# Problem
Extract the whole listing as it stands. Do not include the pictures.

[Dataset entries]
+-------+

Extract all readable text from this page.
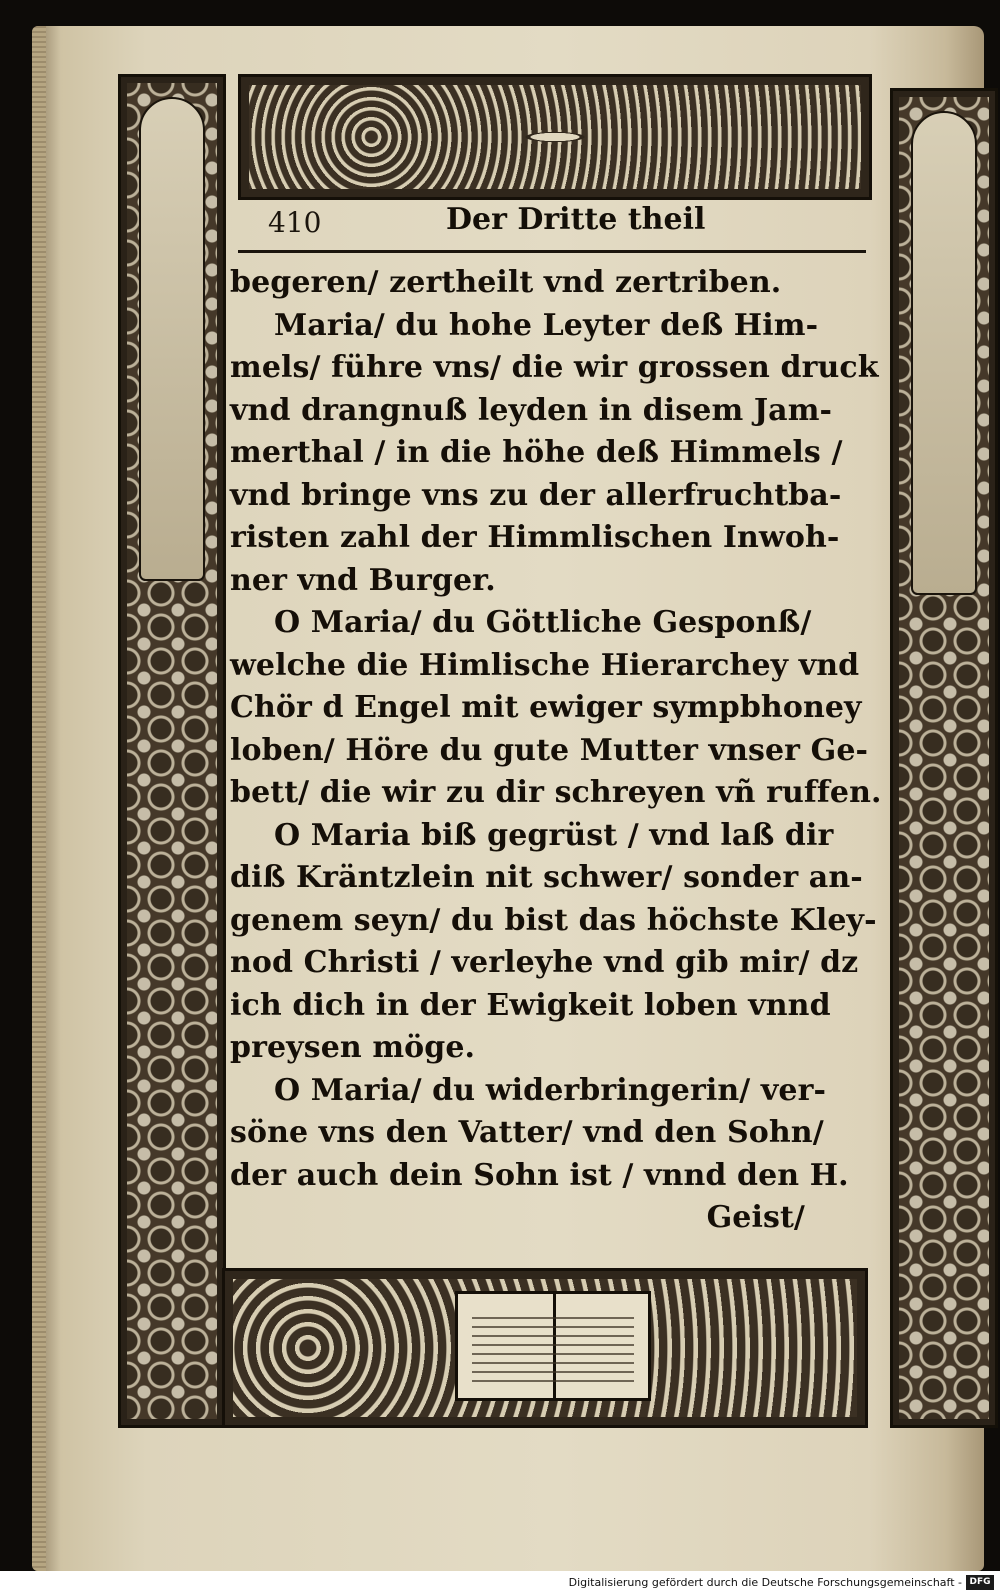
410	Der Dritte theil
begeren/ zertheilt vnd zertriben.
Maria/ du hohe Leyter deß Him-
mels/ führe vns/ die wir grossen druck
vnd drangnuß leyden in disem Jam-
merthal / in die höhe deß Himmels /
vnd bringe vns zu der allerfruchtba-
risten zahl der Himmlischen Inwoh-
ner vnd Burger.
O Maria/ du Göttliche Gesponß/
welche die Himlische Hierarchey vnd
Chör d Engel mit ewiger sympbhoney
loben/ Höre du gute Mutter vnser Ge-
bett/ die wir zu dir schreyen vñ ruffen.
O Maria biß gegrüst / vnd laß dir
diß Kräntzlein nit schwer/ sonder an-
genem seyn/ du bist das höchste Kley-
nod Christi / verleyhe vnd gib mir/ dz
ich dich in der Ewigkeit loben vnnd
preysen möge.
O Maria/ du widerbringerin/ ver-
söne vns den Vatter/ vnd den Sohn/
der auch dein Sohn ist / vnnd den H.
Geist/
Digitalisierung gefördert durch die Deutsche Forschungsgemeinschaft - DFG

+-------+

# Correct answer
Extract all readable text from this page.
410	Der Dritte theil
begeren/ zertheilt vnd zertriben.
Maria/ du hohe Leyter deß Him-
mels/ führe vns/ die wir grossen druck
vnd drangnuß leyden in disem Jam-
merthal / in die höhe deß Himmels /
vnd bringe vns zu der allerfruchtba-
risten zahl der Himmlischen Inwoh-
ner vnd Burger.
O Maria/ du Göttliche Gesponß/
welche die Himlische Hierarchey vnd
Chör d Engel mit ewiger sympbhoney
loben/ Höre du gute Mutter vnser Ge-
bett/ die wir zu dir schreyen vñ ruffen.
O Maria biß gegrüst / vnd laß dir
diß Kräntzlein nit schwer/ sonder an-
genem seyn/ du bist das höchste Kley-
nod Christi / verleyhe vnd gib mir/ dz
ich dich in der Ewigkeit loben vnnd
preysen möge.
O Maria/ du widerbringerin/ ver-
söne vns den Vatter/ vnd den Sohn/
der auch dein Sohn ist / vnnd den H.
Geist/
Digitalisierung gefördert durch die Deutsche Forschungsgemeinschaft - DFG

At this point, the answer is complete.